Go through the listing below and list every line with "this".

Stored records
• • • •

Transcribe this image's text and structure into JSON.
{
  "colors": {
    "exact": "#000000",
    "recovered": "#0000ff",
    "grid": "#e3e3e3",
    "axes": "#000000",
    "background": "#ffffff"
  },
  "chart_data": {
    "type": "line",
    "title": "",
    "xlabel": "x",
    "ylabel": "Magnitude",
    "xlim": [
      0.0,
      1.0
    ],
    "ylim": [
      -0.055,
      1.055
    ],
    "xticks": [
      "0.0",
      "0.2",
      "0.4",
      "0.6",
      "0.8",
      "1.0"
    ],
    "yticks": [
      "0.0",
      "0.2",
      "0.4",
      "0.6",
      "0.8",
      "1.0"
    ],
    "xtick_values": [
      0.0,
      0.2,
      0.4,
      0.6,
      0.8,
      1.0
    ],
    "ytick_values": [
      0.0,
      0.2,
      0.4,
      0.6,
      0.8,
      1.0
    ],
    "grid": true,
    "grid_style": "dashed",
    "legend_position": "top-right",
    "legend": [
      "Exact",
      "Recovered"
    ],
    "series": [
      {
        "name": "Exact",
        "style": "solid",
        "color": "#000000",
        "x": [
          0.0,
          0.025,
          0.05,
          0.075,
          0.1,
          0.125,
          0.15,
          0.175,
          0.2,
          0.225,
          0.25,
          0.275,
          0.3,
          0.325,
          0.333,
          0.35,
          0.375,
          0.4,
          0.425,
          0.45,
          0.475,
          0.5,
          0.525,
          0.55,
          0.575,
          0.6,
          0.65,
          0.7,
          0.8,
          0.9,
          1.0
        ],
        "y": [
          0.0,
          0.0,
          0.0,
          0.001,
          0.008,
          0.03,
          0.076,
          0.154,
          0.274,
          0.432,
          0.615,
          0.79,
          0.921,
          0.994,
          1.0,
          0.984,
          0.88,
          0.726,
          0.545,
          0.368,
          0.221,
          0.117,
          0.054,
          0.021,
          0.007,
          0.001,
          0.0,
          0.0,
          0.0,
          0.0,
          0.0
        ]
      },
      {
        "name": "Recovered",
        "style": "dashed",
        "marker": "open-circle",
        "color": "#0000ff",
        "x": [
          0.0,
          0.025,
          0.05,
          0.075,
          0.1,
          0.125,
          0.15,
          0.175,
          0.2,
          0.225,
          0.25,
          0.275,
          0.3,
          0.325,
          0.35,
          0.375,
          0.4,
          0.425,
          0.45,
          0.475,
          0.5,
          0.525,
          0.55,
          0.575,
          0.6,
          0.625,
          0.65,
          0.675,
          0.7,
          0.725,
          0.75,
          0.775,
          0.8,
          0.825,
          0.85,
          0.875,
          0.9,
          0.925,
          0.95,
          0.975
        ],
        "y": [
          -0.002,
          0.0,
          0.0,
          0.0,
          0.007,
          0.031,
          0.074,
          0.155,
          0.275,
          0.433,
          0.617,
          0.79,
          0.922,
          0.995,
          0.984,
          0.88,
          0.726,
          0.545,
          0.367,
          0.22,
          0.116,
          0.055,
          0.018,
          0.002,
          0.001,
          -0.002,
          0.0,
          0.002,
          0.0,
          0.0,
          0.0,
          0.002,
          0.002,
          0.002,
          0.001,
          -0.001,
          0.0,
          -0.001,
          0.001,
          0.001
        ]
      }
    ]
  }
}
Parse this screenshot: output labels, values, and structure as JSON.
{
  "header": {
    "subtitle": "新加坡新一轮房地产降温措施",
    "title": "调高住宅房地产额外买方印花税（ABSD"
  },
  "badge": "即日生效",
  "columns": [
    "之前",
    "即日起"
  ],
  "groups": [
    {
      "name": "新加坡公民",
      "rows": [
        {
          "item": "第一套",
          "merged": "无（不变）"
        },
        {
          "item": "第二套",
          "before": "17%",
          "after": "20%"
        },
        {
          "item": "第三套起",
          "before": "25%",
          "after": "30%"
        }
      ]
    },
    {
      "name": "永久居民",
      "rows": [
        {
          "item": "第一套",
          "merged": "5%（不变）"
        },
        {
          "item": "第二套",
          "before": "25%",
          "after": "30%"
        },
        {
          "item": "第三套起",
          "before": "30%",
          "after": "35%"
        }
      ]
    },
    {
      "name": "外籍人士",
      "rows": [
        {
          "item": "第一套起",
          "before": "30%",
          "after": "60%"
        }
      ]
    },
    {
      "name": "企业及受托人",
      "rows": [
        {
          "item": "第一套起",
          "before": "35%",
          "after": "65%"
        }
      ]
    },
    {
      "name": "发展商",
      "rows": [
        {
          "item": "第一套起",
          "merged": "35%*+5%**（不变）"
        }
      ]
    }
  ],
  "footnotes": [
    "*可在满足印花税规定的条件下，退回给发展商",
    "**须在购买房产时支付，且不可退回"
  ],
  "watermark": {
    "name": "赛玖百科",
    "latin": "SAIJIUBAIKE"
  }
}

• • • •

**THE OUTPUT:**
Transcribe this image's text and structure into JSON.
Parse this screenshot: output labels, values, and structure as JSON.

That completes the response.